### TASK INPUT
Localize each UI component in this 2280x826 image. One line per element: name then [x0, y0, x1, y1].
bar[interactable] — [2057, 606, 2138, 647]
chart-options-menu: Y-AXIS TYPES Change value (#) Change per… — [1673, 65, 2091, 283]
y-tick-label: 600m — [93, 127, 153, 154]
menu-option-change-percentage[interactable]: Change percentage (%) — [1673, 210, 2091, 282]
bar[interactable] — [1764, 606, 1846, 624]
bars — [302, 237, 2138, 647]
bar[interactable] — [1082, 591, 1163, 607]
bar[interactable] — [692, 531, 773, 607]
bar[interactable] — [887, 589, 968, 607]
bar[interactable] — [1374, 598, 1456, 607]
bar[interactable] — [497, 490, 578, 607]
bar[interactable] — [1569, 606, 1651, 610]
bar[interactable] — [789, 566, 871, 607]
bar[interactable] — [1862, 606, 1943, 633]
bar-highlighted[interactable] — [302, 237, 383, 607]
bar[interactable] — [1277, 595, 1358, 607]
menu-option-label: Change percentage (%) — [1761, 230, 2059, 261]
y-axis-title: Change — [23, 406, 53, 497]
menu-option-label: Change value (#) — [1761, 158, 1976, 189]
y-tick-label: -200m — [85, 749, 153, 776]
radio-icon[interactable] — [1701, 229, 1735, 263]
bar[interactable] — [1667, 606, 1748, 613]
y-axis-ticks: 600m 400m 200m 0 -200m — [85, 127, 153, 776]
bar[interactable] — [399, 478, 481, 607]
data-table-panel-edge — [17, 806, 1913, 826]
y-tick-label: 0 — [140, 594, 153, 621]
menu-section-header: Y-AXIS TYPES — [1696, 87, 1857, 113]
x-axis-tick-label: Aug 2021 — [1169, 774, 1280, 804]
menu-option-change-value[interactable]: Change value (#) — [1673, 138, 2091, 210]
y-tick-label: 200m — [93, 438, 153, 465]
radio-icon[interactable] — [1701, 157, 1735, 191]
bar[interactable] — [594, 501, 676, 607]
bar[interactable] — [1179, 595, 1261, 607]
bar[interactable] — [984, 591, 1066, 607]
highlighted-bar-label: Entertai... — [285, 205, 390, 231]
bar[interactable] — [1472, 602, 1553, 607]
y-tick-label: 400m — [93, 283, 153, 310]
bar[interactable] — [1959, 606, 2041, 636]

### SHORT PROBLEM
Reproduce every line of the material above, unchanged and in the same order.

### RESULT FOR THIS EXERCISE
Localize each UI component in this 2280x826 image. One line per element: name then [x0, y0, x1, y1].
bar[interactable] — [2057, 606, 2138, 647]
chart-options-menu: Y-AXIS TYPES Change value (#) Change per… — [1673, 65, 2091, 283]
y-tick-label: 600m — [93, 127, 153, 154]
menu-option-change-percentage[interactable]: Change percentage (%) — [1673, 210, 2091, 282]
bar[interactable] — [1764, 606, 1846, 624]
bars — [302, 237, 2138, 647]
bar[interactable] — [1082, 591, 1163, 607]
bar[interactable] — [692, 531, 773, 607]
bar[interactable] — [887, 589, 968, 607]
bar[interactable] — [1374, 598, 1456, 607]
bar[interactable] — [497, 490, 578, 607]
bar[interactable] — [1569, 606, 1651, 610]
bar[interactable] — [789, 566, 871, 607]
bar[interactable] — [1862, 606, 1943, 633]
bar-highlighted[interactable] — [302, 237, 383, 607]
bar[interactable] — [1277, 595, 1358, 607]
menu-option-label: Change percentage (%) — [1761, 230, 2059, 261]
y-axis-title: Change — [23, 406, 53, 497]
menu-option-label: Change value (#) — [1761, 158, 1976, 189]
y-tick-label: -200m — [85, 749, 153, 776]
radio-icon[interactable] — [1701, 229, 1735, 263]
bar[interactable] — [1667, 606, 1748, 613]
y-axis-ticks: 600m 400m 200m 0 -200m — [85, 127, 153, 776]
bar[interactable] — [399, 478, 481, 607]
data-table-panel-edge — [17, 806, 1913, 826]
y-tick-label: 0 — [140, 594, 153, 621]
menu-section-header: Y-AXIS TYPES — [1696, 87, 1857, 113]
x-axis-tick-label: Aug 2021 — [1169, 774, 1280, 804]
menu-option-change-value[interactable]: Change value (#) — [1673, 138, 2091, 210]
y-tick-label: 200m — [93, 438, 153, 465]
radio-icon[interactable] — [1701, 157, 1735, 191]
bar[interactable] — [594, 501, 676, 607]
bar[interactable] — [1179, 595, 1261, 607]
bar[interactable] — [984, 591, 1066, 607]
highlighted-bar-label: Entertai... — [285, 205, 390, 231]
bar[interactable] — [1472, 602, 1553, 607]
y-tick-label: 400m — [93, 283, 153, 310]
bar[interactable] — [1959, 606, 2041, 636]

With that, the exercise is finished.